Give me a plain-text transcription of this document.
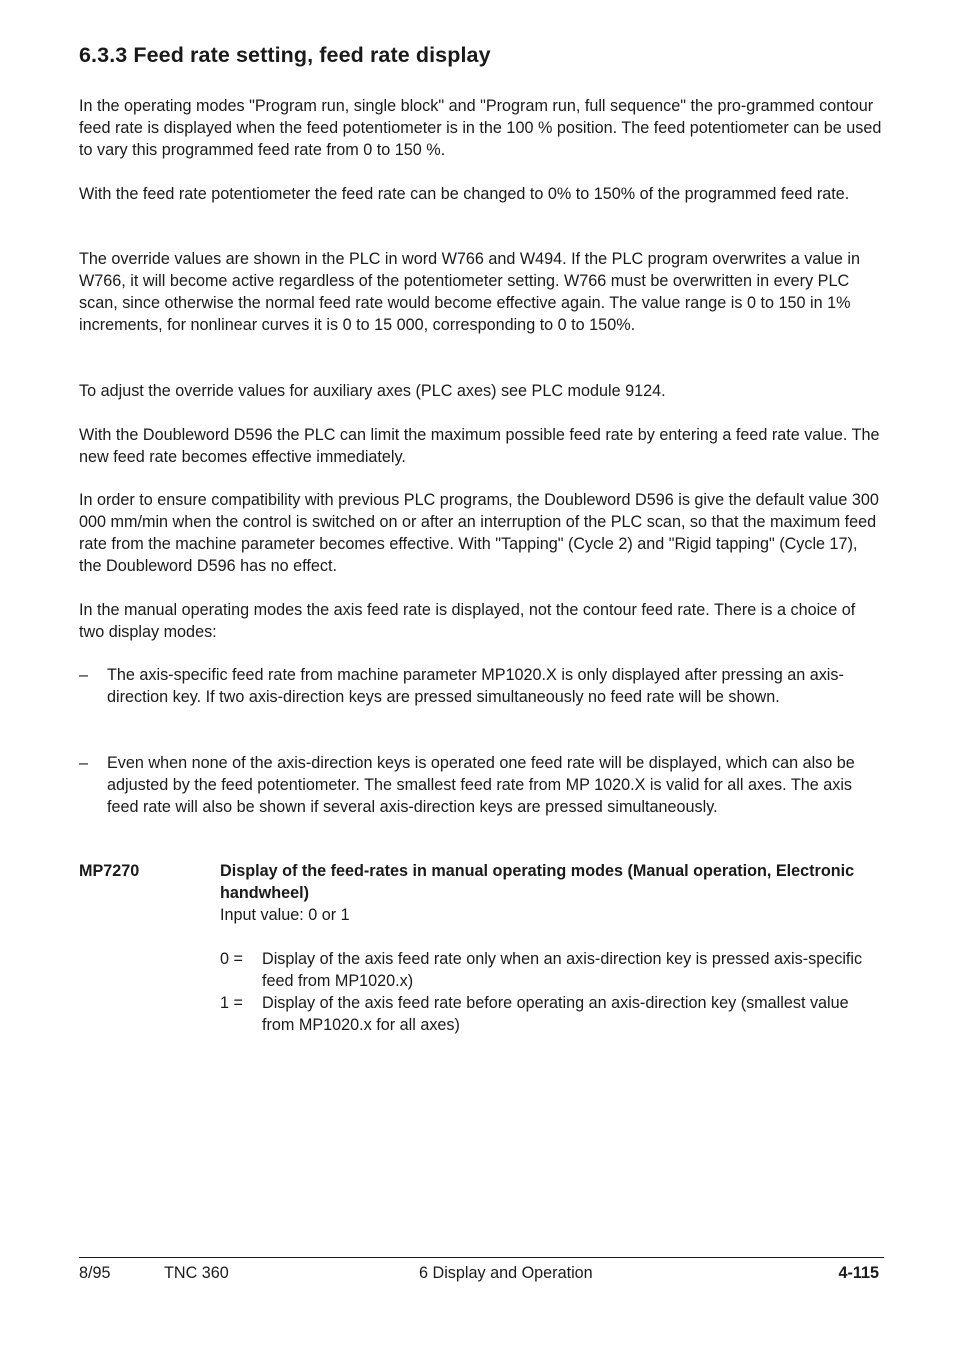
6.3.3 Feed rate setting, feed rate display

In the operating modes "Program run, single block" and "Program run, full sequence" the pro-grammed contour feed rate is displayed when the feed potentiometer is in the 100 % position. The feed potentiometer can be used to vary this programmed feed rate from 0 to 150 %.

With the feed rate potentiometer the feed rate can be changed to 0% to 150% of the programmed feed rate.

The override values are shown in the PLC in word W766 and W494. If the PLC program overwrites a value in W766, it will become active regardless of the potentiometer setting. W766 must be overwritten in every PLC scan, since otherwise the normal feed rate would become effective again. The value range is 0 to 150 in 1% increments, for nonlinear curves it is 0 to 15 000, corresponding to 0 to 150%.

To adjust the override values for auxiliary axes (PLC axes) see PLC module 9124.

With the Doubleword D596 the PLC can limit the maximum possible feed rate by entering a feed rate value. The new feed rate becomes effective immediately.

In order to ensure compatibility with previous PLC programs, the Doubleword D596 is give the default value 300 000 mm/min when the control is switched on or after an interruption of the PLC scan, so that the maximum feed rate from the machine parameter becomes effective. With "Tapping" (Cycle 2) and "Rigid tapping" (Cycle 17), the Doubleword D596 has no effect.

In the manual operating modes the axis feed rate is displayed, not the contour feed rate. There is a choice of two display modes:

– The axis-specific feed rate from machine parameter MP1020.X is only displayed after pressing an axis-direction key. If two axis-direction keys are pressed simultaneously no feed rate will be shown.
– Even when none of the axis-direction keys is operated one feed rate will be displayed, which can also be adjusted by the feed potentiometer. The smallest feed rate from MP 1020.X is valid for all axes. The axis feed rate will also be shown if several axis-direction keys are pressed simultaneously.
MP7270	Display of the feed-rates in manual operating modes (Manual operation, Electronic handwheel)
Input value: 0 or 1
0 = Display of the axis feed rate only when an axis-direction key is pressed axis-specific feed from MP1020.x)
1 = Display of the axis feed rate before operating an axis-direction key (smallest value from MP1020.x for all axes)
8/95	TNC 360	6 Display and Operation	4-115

--

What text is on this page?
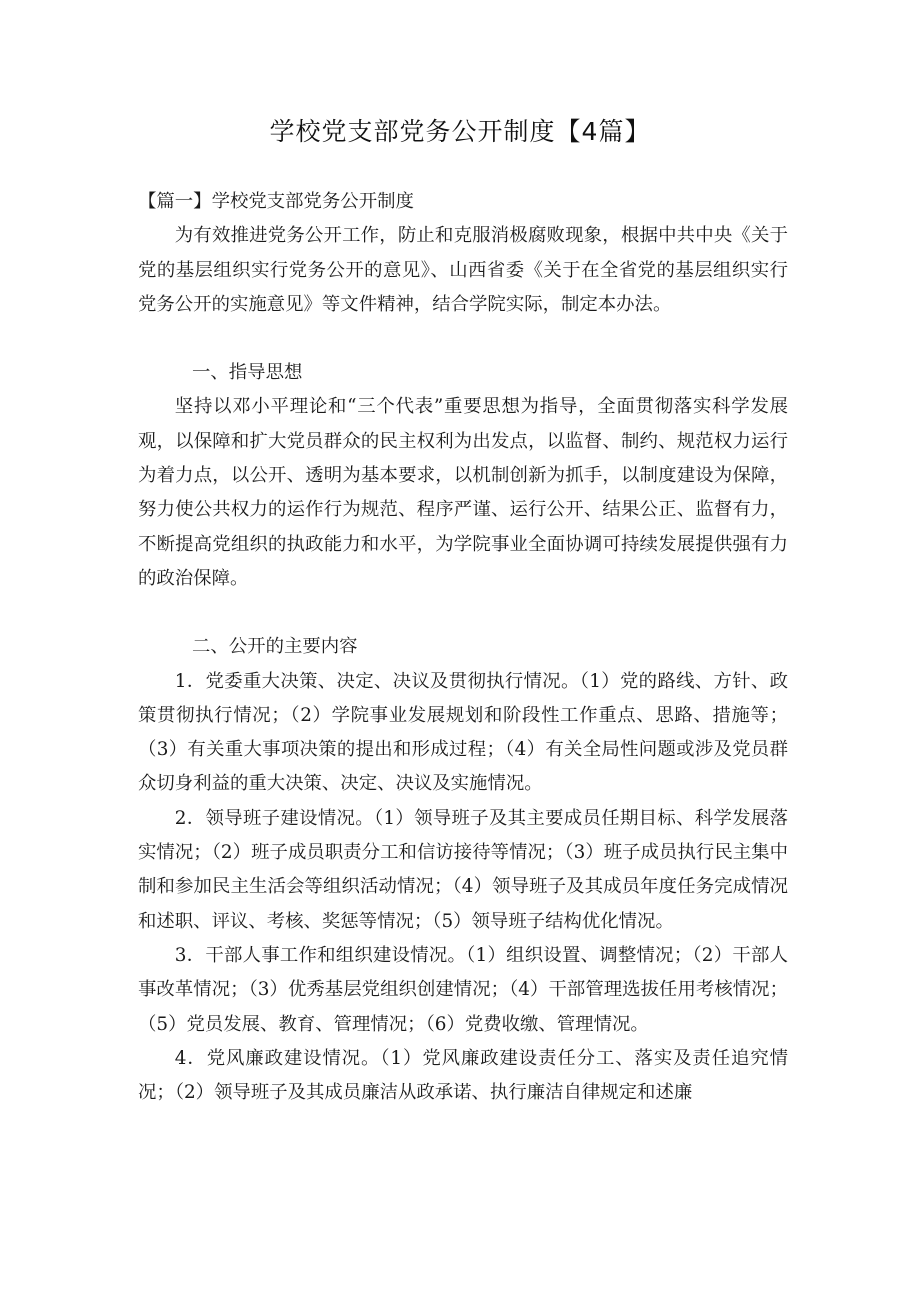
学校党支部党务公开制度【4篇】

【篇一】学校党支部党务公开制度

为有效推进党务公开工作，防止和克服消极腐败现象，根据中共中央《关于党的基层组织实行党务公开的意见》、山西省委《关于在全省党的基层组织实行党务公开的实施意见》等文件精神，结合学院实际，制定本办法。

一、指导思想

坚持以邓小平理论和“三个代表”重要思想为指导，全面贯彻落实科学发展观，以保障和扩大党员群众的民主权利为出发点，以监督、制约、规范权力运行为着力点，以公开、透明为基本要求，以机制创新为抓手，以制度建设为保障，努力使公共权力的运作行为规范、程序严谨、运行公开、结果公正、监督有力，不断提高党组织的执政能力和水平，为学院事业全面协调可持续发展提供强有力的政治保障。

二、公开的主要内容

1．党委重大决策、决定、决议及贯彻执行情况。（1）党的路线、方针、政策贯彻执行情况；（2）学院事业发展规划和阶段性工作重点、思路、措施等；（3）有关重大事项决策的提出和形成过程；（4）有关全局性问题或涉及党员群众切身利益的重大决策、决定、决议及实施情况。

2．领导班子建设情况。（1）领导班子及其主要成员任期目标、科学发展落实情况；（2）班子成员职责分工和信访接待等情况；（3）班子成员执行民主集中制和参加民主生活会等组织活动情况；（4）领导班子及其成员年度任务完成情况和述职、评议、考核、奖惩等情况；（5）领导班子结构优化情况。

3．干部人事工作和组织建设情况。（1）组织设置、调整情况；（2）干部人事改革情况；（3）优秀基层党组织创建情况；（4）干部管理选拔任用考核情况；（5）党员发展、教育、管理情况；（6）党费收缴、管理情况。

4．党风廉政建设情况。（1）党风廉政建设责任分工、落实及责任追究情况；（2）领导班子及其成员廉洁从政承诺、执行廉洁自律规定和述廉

=== TASK ===
Search the entries for the word "programmed", then list each line that holds it.

=== FINAL RESULT ===
In the operating modes "Program run, single block" and "Program run, full sequence" the pro-grammed contour feed rate is displayed when the feed potentiometer is in the 100 % position. The feed potentiometer can be used to vary this programmed feed rate from 0 to 150 %.
With the feed rate potentiometer the feed rate can be changed to 0% to 150% of the programmed feed rate.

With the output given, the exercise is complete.